▶ _Problems to solve_:
(a) Answer these questions about the forum thread:
(i) What could frocksmock not decide in the supermarket?
(ii) Besides the Freedom Programme, which website does SoulofanAggron suggest?
(iii) What did Starface do while recovering from a difficult relationship?
(b) Write out the passage of the forum thread that begins at the words "WI has a much" and ends after "embrace the uncertainty.".

Or look for adult education courses? Something that might interest you but will get you out and meeting people

WI has a much younger demographic now

frocksmock · 08/09/2020 22:03

It took me 3 years out of an abusive relationship to find myself and I completely identify with your sense of not knowing who you are and what you like. I remember crying in the supermarket because I had no idea what coffee to buy - years of pleasing him and not upsetting him and I'd lost even simple things like knowing which coffee I liked. I'd say try anything and everything, say yes to every opportunity and start listening to your inner voice about what feels right for you. Expect days when you just want to hibernate and be gentle with yourself. Friendships will follow. This is your chance to live authentically and find out who you are - it's an adventure if you can embrace the uncertainty.

Wondersense · 08/09/2020 22:07

@Clovertoast

Oh, I have sent off for my driving licence and I'm going to book my theory test so I'm doing that. But I'm so scared!
Ooooooo that's exciting!!!!!!

used to love to draw but haven't done it for years.

Doesn't matter. Who cares! Do what you enjoy. DM me if you want because I have recommendations on what to get.

SoulofanAggron · 08/09/2020 22:11

I would contact your local Freedom Programme www.freedomprogramme.co.uk/ they're having groups online at the moment, you can meet like minded women that way, who are really supportive. Then meet them IRL for a cuppa, walk etc.

You could also try Meetup.com

And play Pokemon Go. :) You can meet people local to you through that- look for local Facebook groups and raid groups. It's a great icebreaker. Mumsnet have our own Pokemon thread www.mumsnet.com/Talk/video_games_chat/3983871-Pokemon-Go-Thread-30-wheres-my-shiny-dratini and now a very active Discord for chat discord.com/invite/Jy29cKN

SelkieQualia · 08/09/2020 22:32

It sounds as if you are making some great steps, op.
I've moved cities a few times, so have had to go through the whole building friendships thing. The key is to try lots of different things. Join a cooking class AND an art group AND a walking group AND toastmasters. Getting to know people takes time, so don't be disheartened if you don't click straight away. I've found it takes a year or two to really settle in, but you can have a lot of fun getting there. Even having people to just say hello to is important.
Also, life expectancy for a woman in an OECD country is often early 80s- which means that you still have nearly half your life to live.

Starface · 09/09/2020 04:32

I think it's great you have identified you don't want to be sitting around waiting for new dp to text for you to have a life. Don't go back to a place where your time and life is defined by someone else.

You basically just have to try stuff. And what you enjoy will be a combo of the activity and the group of people. You already identified a list above. Also think back to when you were a child, and what you enjoyed then.

And build in a ton of self care. When I was recovering from a difficult relationship I did lots of crafting whilst listening to radio 4. The phone calls was a great suggestion. I found these were so important to me, even if not so important to the other person.

▶ _Provided information_:
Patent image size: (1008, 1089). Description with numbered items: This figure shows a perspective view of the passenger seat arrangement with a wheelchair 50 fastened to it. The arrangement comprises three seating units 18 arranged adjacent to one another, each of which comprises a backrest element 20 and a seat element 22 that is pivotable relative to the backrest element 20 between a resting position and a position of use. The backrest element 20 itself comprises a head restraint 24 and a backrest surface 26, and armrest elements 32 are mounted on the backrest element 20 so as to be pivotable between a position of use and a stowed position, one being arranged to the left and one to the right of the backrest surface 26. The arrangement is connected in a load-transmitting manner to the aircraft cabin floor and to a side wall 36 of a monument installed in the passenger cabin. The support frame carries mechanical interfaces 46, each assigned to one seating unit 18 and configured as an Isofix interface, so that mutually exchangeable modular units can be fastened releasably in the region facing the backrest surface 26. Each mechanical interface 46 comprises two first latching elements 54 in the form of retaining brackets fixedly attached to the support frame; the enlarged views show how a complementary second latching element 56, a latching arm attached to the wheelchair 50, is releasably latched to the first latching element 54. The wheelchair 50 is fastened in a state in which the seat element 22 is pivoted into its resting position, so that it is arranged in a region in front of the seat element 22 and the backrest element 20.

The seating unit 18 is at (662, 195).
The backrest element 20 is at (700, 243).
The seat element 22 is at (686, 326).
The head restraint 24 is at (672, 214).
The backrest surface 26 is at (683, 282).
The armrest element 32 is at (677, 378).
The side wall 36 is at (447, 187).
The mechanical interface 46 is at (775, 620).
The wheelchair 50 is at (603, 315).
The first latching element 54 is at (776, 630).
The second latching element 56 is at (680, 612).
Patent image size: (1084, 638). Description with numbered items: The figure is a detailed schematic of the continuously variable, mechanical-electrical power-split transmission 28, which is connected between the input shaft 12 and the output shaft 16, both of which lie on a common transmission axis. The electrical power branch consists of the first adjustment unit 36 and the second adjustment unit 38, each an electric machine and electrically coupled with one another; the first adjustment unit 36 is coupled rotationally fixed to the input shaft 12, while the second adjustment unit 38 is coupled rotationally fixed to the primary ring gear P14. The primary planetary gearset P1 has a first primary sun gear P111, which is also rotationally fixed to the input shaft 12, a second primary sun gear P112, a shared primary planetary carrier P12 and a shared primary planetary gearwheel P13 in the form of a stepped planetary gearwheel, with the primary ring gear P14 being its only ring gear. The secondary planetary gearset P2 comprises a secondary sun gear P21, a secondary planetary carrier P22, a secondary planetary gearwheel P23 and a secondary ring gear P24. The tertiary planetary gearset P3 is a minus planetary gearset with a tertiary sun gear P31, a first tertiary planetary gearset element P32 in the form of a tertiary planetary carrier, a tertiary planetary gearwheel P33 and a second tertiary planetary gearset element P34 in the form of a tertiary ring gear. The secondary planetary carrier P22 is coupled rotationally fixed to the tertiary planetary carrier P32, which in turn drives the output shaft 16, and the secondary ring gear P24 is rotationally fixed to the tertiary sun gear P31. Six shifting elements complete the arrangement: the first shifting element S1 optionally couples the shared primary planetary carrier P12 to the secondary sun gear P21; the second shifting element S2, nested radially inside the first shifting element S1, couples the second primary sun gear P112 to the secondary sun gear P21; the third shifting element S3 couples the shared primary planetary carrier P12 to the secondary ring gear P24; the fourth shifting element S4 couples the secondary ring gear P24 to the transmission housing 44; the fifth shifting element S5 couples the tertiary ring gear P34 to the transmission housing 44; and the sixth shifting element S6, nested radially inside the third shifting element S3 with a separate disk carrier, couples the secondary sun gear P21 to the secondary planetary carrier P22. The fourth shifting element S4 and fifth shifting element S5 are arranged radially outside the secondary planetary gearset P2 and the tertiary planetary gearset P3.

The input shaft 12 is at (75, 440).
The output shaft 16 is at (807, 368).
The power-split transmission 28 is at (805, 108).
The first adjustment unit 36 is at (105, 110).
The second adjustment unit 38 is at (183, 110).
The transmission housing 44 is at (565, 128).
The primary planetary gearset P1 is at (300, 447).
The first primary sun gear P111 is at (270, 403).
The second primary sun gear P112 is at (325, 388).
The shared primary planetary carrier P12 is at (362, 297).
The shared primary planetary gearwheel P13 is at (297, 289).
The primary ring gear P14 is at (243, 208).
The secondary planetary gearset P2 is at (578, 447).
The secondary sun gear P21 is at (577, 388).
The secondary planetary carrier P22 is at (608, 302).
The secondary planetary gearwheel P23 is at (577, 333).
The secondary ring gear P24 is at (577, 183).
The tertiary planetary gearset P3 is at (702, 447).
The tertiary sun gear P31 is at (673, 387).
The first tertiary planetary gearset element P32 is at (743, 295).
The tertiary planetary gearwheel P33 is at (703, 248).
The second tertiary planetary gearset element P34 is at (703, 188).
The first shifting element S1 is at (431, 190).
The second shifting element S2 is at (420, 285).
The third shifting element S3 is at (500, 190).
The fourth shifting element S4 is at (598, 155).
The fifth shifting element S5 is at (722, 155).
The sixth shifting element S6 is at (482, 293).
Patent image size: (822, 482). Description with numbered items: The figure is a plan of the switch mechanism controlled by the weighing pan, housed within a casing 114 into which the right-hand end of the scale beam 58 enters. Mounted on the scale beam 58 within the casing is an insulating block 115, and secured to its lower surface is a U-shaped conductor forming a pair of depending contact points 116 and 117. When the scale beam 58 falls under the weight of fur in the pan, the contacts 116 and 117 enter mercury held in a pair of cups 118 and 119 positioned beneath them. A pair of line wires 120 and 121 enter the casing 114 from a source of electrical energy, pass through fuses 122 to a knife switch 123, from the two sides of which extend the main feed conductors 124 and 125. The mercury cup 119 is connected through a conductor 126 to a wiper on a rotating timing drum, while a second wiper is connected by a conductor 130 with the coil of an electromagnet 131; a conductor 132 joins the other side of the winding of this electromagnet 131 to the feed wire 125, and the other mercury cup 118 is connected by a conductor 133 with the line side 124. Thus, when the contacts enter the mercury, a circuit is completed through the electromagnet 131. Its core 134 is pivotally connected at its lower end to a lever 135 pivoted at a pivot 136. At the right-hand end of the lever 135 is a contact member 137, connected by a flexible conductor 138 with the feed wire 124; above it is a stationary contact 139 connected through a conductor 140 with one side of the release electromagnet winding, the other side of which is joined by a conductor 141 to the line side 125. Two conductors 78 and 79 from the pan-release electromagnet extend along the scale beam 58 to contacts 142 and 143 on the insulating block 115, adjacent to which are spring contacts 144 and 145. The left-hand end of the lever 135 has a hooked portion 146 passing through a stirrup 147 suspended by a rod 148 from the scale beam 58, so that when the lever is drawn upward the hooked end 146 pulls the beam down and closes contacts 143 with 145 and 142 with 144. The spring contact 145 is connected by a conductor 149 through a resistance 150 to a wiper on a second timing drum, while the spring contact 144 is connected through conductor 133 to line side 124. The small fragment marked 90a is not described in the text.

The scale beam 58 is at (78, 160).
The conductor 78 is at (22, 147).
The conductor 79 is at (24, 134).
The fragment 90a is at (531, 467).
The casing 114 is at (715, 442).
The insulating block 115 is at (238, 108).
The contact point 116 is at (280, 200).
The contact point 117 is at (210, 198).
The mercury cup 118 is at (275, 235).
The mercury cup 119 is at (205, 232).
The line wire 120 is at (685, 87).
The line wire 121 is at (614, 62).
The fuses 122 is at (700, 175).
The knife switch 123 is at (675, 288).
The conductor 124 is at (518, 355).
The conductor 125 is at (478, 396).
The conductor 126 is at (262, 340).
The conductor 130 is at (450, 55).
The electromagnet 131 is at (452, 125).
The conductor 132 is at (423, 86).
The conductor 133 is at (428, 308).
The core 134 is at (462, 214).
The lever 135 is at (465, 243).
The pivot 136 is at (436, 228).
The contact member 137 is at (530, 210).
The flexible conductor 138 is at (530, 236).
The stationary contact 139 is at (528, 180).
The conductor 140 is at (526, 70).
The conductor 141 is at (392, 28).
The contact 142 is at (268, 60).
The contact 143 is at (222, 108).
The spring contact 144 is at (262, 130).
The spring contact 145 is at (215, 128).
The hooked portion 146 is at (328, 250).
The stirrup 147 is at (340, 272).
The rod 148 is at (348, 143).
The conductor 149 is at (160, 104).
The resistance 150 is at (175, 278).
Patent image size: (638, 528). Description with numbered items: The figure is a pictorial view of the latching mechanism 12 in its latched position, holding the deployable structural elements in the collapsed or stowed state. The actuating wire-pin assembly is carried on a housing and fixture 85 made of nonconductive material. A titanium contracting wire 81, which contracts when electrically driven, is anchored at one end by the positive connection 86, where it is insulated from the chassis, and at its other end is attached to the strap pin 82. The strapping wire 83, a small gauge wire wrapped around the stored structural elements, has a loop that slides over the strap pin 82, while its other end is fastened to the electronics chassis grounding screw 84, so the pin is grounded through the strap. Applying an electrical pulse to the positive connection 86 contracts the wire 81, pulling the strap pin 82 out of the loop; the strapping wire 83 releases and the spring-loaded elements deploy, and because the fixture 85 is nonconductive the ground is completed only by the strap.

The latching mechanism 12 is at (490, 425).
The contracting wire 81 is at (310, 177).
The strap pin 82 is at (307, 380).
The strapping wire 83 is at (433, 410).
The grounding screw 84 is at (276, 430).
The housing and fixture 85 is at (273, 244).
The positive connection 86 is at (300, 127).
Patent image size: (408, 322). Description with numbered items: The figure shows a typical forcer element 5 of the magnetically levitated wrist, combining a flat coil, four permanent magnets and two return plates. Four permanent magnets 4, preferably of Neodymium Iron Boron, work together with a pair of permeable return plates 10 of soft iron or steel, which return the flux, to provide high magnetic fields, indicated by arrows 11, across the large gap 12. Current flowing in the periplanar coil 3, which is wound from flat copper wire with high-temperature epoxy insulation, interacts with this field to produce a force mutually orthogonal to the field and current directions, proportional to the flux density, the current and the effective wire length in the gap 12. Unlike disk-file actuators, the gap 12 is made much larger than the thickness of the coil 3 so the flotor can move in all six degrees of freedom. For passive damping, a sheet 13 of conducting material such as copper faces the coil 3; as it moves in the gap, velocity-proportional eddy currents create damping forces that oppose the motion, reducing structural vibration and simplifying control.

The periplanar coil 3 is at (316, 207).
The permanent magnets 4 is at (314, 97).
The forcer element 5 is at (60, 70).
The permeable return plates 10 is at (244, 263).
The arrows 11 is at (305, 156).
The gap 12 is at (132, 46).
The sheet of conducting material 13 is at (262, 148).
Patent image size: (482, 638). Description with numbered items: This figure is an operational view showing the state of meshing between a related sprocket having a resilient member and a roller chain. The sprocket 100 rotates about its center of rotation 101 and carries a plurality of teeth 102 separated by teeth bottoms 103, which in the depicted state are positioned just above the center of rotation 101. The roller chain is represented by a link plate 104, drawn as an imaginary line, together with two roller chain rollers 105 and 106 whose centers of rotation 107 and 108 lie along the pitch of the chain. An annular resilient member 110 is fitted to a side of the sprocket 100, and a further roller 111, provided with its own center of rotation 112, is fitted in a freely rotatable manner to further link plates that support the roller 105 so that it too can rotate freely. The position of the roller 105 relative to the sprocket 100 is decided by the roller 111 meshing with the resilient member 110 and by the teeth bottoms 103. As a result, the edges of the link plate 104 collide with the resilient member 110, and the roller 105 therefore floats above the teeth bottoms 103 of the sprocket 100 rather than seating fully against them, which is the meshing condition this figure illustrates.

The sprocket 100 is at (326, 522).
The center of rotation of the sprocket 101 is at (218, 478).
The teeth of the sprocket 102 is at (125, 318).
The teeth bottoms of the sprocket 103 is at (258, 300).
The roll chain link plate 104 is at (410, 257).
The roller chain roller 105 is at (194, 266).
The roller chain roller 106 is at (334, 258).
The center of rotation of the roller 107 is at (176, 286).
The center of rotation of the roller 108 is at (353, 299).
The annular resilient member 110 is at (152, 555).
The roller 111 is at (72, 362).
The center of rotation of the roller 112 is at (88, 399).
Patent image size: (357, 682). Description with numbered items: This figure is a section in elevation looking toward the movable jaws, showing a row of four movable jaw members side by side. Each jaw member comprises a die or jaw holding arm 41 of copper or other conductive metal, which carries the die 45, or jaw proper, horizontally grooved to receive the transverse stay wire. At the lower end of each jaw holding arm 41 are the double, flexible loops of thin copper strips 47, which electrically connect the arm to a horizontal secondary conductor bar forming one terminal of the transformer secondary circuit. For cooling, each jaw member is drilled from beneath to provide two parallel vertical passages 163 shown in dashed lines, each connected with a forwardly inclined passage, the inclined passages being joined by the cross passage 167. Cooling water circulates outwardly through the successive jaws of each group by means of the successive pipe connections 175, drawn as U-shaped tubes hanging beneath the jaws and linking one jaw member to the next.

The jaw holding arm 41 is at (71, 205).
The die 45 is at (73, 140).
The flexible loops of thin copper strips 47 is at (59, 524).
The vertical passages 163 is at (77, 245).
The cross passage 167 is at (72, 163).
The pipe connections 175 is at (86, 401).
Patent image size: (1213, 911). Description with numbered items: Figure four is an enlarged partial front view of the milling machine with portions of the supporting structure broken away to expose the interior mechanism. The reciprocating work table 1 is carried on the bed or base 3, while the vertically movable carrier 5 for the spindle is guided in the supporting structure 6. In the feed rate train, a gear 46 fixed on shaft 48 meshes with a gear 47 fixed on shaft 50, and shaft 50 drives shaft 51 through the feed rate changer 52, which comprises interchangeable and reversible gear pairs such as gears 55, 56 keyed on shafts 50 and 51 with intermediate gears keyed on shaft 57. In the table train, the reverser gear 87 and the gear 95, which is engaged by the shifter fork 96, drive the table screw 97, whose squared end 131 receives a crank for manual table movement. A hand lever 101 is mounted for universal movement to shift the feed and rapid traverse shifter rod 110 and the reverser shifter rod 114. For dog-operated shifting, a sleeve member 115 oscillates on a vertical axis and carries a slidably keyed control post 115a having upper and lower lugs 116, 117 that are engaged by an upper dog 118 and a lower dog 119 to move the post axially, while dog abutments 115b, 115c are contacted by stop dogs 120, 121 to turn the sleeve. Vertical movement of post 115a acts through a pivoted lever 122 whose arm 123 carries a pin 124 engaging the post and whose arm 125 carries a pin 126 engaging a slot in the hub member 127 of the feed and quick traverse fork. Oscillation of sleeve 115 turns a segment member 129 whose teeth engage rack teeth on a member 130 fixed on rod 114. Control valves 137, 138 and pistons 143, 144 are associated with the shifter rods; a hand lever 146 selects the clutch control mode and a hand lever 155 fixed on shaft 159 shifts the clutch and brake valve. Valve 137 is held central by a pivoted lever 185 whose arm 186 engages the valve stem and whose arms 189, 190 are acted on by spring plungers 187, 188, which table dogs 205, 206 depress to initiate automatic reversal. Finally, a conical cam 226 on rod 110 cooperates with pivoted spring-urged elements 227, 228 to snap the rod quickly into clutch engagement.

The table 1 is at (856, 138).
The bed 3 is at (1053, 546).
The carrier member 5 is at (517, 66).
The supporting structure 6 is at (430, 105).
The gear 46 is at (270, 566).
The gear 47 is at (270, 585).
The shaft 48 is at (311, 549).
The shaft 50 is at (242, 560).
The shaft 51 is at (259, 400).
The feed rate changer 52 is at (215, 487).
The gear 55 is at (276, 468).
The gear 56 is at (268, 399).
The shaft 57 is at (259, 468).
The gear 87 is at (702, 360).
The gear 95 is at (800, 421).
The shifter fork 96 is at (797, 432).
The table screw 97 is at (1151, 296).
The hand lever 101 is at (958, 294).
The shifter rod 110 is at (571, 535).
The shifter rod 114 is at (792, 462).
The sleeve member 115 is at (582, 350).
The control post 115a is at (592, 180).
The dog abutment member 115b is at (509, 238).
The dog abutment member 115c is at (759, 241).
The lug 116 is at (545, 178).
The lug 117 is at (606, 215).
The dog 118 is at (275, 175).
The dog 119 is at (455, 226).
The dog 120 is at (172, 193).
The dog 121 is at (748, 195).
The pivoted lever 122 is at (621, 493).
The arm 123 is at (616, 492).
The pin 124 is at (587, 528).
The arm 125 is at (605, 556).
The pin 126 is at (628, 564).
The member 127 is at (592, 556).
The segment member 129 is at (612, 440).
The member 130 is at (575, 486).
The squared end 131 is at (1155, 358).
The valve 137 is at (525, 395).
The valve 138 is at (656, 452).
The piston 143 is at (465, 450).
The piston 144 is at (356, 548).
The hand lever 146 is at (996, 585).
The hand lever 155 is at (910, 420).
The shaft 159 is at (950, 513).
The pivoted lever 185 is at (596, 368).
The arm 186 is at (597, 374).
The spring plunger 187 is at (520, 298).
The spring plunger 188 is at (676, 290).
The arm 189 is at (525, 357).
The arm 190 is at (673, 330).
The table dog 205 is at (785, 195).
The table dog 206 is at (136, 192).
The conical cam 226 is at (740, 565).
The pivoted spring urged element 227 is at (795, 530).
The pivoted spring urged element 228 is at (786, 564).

▶ _Answers for this exercise_:
(a)
(i) Which coffee to buy.
(ii) Meetup.com.
(iii) Lots of crafting while listening to radio 4.

(b)
WI has a much younger demographic now

frocksmock · 08/09/2020 22:03

It took me 3 years out of an abusive relationship to find myself and I completely identify with your sense of not knowing who you are and what you like. I remember crying in the supermarket because I had no idea what coffee to buy - years of pleasing him and not upsetting him and I'd lost even simple things like knowing which coffee I liked. I'd say try anything and everything, say yes to every opportunity and start listening to your inner voice about what feels right for you. Expect days when you just want to hibernate and be gentle with yourself. Friendships will follow. This is your chance to live authentically and find out who you are - it's an adventure if you can embrace the uncertainty.